Set exercise 1 – Return the entries verbatim, from their first line through the line that contains "lesson-title[interactable]: User behavior".

Selection –
— begin —

Proper way to use 2D CNN with video input

Hello,i was wondering if the following is the right way to process a video with 2D CNN:

batch_size, timesteps, C, H, W = x.size()
c_in = x.view(batch_size * timesteps, C, H, W)
c_out = self.cnn(c_in)

This seems to work perfect with AlexNet,but when i use a bigger network(say googlenet or resnet) it’s performance downgraded.In addition limited data is not the matter, as there are papers using such big networks with the same Dataset.The only thing to blame from my pov could be the fact that Alexnet doesn’t have BatchNorm, whilst the rest of them do.
(My batch_size = 1 and i don’t use temporal padding)

1 Like

Are you processing c_out somehow afterwards?
Note that different models might use different names for the “last” layer, e.g. model.fc instead of model.classifier.
A batch size of 1 with batch norm layers is usually not a good idea. You could try to replace the batch norm layers by e.g. instance norm, change the momentum argument, remove them, etc.

1 Like

Thank you for your reply,
c_out is then processed by an RNN (CNN+RNN+Log_Softmax and is trained with CTC loss).As far as different names are concerned this is definitely not the problem.I am going to try replacing batch norm layers and i 'll let you know.
Thanks again.

— end —

Set exercise 2 – According to the thread on 2D CNNs with video input, what processes c_out after the CNN?

Records –
— begin —

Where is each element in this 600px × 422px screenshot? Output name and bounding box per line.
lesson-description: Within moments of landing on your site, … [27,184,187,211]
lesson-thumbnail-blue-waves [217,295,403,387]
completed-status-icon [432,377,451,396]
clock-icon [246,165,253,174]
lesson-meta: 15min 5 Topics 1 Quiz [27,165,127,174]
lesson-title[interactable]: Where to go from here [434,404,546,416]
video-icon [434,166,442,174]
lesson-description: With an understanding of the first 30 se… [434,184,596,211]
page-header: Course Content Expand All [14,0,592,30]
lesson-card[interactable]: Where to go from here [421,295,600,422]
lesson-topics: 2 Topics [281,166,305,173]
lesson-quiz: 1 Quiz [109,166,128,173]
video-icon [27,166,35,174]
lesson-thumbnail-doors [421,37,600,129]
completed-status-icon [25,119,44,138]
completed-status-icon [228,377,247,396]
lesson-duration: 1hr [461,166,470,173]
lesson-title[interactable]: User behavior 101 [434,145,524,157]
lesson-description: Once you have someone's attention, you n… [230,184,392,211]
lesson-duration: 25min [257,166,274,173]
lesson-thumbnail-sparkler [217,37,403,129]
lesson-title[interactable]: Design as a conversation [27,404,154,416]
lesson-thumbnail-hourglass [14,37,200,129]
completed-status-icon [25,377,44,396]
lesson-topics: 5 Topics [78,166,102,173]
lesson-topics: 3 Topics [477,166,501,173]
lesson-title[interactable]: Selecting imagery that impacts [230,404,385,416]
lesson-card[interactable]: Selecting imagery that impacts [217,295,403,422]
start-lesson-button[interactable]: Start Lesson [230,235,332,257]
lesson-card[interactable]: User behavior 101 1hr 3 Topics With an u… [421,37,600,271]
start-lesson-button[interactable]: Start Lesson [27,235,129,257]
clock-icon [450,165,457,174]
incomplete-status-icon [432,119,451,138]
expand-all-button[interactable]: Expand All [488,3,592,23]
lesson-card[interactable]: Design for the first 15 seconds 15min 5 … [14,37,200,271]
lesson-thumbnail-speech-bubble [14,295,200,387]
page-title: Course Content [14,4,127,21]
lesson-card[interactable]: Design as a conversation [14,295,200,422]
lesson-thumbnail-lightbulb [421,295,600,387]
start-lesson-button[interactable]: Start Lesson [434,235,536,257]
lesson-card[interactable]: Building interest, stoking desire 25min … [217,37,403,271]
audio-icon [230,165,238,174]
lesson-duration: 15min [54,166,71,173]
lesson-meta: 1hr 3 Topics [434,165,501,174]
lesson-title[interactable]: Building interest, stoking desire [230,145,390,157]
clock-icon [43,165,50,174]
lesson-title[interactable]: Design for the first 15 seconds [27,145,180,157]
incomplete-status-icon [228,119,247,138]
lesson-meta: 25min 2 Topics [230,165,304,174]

— end —

Output 1 –
Where is each element in this 600px × 422px screenshot? Output name and bounding box per line.
lesson-description: Within moments of landing on your site, … [27,184,187,211]
lesson-thumbnail-blue-waves [217,295,403,387]
completed-status-icon [432,377,451,396]
clock-icon [246,165,253,174]
lesson-meta: 15min 5 Topics 1 Quiz [27,165,127,174]
lesson-title[interactable]: Where to go from here [434,404,546,416]
video-icon [434,166,442,174]
lesson-description: With an understanding of the first 30 se… [434,184,596,211]
page-header: Course Content Expand All [14,0,592,30]
lesson-card[interactable]: Where to go from here [421,295,600,422]
lesson-topics: 2 Topics [281,166,305,173]
lesson-quiz: 1 Quiz [109,166,128,173]
video-icon [27,166,35,174]
lesson-thumbnail-doors [421,37,600,129]
completed-status-icon [25,119,44,138]
completed-status-icon [228,377,247,396]
lesson-duration: 1hr [461,166,470,173]
lesson-title[interactable]: User behavior 101 [434,145,524,157]

Output 2 – An RNN processes it, in a CNN+RNN+Log_Softmax setup trained with CTC loss.